Copy each line below that includes "different".

--

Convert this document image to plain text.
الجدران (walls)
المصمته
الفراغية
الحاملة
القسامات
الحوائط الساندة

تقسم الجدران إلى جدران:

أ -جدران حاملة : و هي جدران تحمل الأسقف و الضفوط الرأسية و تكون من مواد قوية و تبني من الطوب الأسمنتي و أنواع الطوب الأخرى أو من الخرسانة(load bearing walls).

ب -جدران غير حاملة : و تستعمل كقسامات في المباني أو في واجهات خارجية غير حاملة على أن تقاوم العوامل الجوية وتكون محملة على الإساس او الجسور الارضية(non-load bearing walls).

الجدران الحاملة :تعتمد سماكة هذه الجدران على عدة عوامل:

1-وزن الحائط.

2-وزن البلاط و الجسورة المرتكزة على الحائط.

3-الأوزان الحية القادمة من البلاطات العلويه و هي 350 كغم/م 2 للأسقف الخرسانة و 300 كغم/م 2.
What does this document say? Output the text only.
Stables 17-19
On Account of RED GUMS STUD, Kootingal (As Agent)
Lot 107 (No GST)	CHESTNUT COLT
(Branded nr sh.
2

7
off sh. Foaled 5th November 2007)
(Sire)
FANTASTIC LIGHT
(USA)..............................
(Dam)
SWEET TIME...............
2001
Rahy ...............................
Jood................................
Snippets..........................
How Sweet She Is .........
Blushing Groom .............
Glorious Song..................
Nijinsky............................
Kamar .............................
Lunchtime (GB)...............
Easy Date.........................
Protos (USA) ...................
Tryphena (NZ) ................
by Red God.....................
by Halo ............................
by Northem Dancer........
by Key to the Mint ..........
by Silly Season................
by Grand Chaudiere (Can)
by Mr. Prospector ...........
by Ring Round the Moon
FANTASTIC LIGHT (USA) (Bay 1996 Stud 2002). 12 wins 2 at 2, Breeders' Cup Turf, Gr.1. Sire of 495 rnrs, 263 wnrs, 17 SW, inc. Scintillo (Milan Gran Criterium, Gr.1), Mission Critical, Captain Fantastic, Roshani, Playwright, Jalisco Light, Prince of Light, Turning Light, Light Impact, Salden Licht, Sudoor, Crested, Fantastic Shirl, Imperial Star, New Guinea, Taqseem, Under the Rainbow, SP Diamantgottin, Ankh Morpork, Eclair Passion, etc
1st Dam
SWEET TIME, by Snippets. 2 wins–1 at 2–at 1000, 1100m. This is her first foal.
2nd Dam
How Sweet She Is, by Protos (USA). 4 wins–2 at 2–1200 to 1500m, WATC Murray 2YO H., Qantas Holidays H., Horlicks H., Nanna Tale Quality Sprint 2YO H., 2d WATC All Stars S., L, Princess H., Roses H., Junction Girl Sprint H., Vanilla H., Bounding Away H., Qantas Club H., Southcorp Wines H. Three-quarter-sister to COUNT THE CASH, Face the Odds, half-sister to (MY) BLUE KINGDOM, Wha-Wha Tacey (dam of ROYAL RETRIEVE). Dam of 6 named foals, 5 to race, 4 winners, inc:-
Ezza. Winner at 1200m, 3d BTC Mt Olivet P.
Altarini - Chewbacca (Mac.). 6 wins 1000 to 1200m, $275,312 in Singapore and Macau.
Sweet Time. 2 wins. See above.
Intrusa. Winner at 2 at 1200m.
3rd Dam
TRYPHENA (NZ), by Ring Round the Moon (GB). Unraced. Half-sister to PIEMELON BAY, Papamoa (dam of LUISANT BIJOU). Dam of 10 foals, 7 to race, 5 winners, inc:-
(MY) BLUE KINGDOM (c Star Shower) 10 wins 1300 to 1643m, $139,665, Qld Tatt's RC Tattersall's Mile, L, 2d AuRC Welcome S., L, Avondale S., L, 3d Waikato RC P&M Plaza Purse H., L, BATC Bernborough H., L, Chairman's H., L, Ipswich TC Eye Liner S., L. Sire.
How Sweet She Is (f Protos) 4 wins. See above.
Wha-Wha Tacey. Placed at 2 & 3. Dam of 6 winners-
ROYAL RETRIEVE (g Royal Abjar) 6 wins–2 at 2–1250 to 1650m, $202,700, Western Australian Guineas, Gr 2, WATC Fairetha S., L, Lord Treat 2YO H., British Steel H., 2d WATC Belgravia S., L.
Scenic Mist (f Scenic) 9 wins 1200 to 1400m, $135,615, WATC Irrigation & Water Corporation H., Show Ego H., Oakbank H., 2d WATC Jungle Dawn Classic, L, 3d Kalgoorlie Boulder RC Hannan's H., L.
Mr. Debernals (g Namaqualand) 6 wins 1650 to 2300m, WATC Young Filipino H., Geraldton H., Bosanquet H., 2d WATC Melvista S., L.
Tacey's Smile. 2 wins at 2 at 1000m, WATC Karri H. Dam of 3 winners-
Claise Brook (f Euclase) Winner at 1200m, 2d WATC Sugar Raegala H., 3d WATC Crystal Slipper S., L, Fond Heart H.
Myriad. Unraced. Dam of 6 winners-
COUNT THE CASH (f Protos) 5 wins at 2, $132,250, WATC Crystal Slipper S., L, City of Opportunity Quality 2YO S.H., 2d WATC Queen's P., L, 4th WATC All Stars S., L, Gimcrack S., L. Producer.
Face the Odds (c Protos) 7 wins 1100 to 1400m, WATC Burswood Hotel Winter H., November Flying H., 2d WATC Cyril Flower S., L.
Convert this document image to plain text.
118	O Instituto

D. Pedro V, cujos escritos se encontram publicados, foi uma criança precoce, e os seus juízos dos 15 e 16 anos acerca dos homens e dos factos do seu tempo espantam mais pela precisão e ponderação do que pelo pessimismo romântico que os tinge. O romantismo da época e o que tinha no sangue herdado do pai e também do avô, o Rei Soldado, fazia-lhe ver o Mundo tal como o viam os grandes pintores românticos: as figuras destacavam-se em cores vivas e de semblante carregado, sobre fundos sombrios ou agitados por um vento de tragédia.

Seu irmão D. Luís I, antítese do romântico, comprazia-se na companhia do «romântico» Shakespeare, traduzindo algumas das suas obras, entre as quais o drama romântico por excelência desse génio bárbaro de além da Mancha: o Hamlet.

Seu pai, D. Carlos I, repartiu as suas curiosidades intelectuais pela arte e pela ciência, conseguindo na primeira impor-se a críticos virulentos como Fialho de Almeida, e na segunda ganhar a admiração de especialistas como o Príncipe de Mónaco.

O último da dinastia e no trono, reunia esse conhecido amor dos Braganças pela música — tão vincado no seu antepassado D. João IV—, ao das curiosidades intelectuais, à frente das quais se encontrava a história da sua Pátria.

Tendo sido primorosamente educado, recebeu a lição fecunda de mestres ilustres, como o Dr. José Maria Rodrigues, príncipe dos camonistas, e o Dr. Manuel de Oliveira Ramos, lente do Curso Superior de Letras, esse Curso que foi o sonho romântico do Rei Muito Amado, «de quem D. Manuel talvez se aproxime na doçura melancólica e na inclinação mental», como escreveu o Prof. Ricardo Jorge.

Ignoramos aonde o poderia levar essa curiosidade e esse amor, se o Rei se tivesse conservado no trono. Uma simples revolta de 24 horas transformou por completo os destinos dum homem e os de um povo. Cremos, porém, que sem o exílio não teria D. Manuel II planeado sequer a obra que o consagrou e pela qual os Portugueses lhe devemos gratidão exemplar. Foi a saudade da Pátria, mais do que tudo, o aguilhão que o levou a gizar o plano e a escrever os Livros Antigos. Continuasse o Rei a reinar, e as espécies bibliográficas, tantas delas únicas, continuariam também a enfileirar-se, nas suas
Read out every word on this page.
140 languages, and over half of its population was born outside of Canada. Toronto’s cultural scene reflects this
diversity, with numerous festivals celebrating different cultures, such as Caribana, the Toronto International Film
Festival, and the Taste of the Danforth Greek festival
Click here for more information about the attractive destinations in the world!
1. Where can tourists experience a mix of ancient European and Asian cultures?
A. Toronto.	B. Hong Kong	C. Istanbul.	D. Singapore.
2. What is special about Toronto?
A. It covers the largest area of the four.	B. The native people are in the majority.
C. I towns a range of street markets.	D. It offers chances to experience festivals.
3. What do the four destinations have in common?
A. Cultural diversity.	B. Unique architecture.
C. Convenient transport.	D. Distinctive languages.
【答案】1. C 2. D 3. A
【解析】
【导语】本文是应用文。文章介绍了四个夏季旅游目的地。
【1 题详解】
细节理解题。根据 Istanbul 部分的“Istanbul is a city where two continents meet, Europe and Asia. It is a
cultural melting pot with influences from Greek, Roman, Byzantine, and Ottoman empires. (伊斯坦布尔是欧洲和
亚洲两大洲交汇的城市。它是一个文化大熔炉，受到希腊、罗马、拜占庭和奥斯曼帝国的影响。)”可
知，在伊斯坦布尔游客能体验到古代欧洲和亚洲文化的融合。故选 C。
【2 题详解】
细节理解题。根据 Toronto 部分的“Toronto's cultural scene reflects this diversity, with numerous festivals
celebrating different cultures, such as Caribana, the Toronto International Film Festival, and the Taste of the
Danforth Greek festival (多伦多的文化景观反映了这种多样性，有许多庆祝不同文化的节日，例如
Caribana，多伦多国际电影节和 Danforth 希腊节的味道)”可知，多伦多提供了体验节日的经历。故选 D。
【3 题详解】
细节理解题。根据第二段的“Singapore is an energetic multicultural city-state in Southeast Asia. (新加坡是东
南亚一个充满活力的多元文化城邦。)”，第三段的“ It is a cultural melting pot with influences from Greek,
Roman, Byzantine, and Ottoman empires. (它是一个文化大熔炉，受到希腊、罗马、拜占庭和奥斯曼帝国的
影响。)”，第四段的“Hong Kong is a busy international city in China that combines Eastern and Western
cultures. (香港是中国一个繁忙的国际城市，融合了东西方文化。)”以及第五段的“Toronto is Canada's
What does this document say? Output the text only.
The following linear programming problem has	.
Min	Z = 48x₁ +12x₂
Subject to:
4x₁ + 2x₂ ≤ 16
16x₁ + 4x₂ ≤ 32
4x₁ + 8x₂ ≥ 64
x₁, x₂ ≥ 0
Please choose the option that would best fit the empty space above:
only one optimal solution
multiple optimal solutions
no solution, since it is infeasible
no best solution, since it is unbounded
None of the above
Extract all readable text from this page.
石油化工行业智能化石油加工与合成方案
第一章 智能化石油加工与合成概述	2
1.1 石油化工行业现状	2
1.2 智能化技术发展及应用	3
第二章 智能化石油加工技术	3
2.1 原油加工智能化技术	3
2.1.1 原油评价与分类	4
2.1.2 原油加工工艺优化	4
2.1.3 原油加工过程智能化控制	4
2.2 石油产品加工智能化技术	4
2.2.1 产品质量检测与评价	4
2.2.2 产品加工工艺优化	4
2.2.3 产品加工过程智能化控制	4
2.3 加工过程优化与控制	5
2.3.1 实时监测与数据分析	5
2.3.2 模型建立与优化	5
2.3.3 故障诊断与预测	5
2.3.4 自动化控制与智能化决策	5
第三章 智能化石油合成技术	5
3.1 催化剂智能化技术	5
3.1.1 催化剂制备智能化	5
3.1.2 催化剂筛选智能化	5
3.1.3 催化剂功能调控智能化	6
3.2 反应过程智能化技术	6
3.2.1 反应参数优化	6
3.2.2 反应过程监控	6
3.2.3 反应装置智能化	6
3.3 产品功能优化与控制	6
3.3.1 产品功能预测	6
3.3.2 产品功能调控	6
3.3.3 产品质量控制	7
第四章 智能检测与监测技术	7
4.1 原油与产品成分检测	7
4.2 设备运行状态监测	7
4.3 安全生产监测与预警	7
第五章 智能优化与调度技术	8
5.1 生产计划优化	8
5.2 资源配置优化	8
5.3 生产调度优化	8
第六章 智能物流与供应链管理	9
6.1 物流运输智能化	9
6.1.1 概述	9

--

__Solution for this task__.
diversity, with numerous festivals celebrating different cultures, such as Caribana, the Toronto International Film
celebrating different cultures, such as Caribana, the Toronto International Film Festival, and the Taste of the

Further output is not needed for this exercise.